Short problem – Collect each line holding the string "规范性附录".

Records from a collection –
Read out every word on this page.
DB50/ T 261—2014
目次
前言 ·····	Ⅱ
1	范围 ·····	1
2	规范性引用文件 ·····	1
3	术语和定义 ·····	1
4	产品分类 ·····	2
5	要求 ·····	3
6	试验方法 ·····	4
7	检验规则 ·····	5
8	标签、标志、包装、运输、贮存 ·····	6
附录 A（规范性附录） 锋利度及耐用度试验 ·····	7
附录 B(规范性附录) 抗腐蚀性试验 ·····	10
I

Reply to the exercise –
附录 A（规范性附录） 锋利度及耐用度试验 ·····	7
附录 B(规范性附录) 抗腐蚀性试验 ·····	10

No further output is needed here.